1. How I Came Across Monty Hall
It is actually pretty straightforward: a similar problem showed up in Problem Set 1 of the course Introduction to Data Mining. It all came as follows:
There are three boxes. Only one box contains a special prize that will grant you 1 bonus points. After you have chosen a box B1 (B1 is kept closed), one of the two remaining boxes will be opened (called B2) such that it must not contain the prize (note that there is at least one such box). Now you are are given a second chance to choose boxes. You can either stick to B1 or choose the only left box B3. What is your best choice?
Well, for those of you familiar with Monty Hall Problem, this actually IS one with only modifications of the background.
FYI, the Monty Hall Problem [1] is first proposed in the Parade magazine.
Suppose you’re on a game show, and you’re given the choice of three doors: Behind one door is a car; behind the others, goats. You pick a door, say No. 1, and the host, who knows what’s behind the doors, opens another door, say No. 2, which has a goat. He then says to you, “Do you want to pick door No. 3?” Is it to your advantage to switch your choice?
★ ★ ★ ★ ★ ★ ★
**EXERCISE:** Can you extend the Monty Hall write-up, picking up right after the quoted game-show question about switching to door No. 3? The material that comes next is from a separate source, not from the Monty Hall write-up.

**GIVEN INFORMATION:**
★ ★ ★ ★ ★ ★ ★
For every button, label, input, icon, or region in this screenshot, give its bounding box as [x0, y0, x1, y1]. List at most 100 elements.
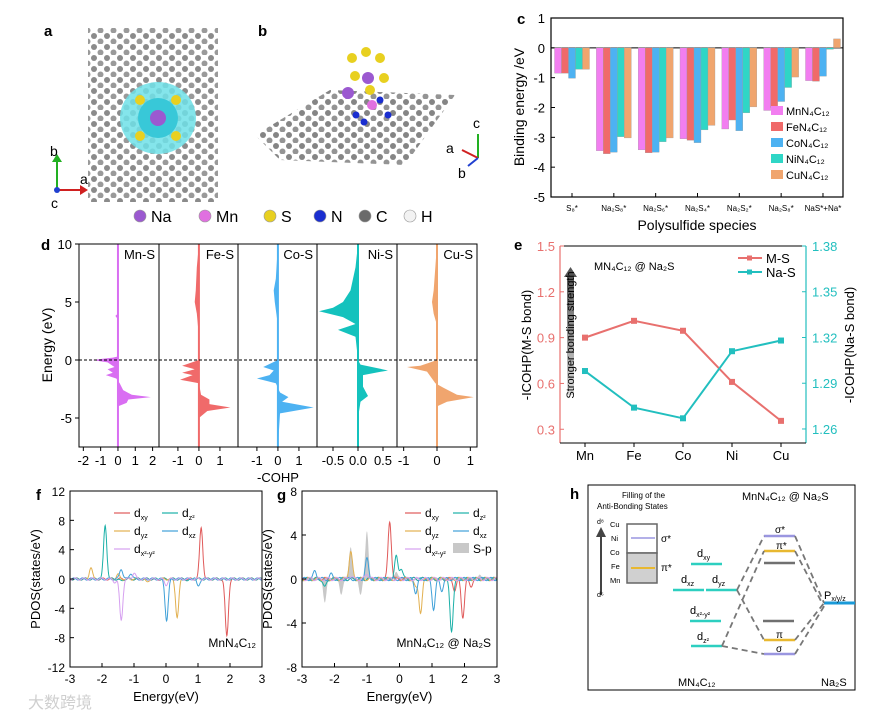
★ ★ ★ ★ ★ ★ ★
**RESPONSE:**
So, anyway, what is your choice?
2. Bayesian Statistics
Alright, before we proceed to the solution, let’s first have a brief review of Bayesian Statistics.
The following equation, or Bayes’ Theorem, lies at the heart of Bayesian Statistics,
\[P(A \mid B) = \frac{P(B \mid A) \times P(A)}{P(B)}.\]It basically is just a reformulation of the condition probability equation,
\[P(A, B) = P(A \mid B) \times P(B) = P(B \mid A) \times P(A).\]Under independence, the equation just reduces to
\[P(A, B) = P(A) \times P(B),\]or equivalently,
\[P(A \mid B) = P(A) \quad P(B \mid A) = P(B).\]As for $P(B)$,
\[P(B) = \int P(b) {\rm d}b.\]OK, now that you are equipped with fundamentals of statistics, let’s move on!
3. The Bayesian Approach
Let’s view the Monty Hall problem in its original scenario.
To decide whether we should switch, we should compare probabilities of $P(No. 1 = car \mid No. 2 = goat)$ and $P(No. 3 = car \mid No. 2 = goat)$. And these are just conditional probabilities that require the Bayes’ Theorem. Note that
\[P(No. 3 = car \mid No. 2 = goat) = 1 - P(No. 1 = car \mid No. 2 = goat).\]Thus, we only need to work out $P(No. 1 = car \mid No. 2 = goat)$.
Using the Bayes’s Theorem,
\[P(No. 1 = car \mid No. 2 = goat) = \frac{P(No. 2 = goat \mid No. 1 = car) \times P(No. 1 = car)} {P(No. 2 = goat)}.\]The probability of No. 1 containing the car is
\[P(No. 1 = car) = {1 \over 3},\]while the probability of the door the host opens containing the goat given that your choice contains the car could be easily derived as
\[P(No. 2 = goat \mid No. 1 = car) = 1.\]Well, until now, nothing fancy. But here comes the trickiest part.
What is $P(No. 2 = goat)$?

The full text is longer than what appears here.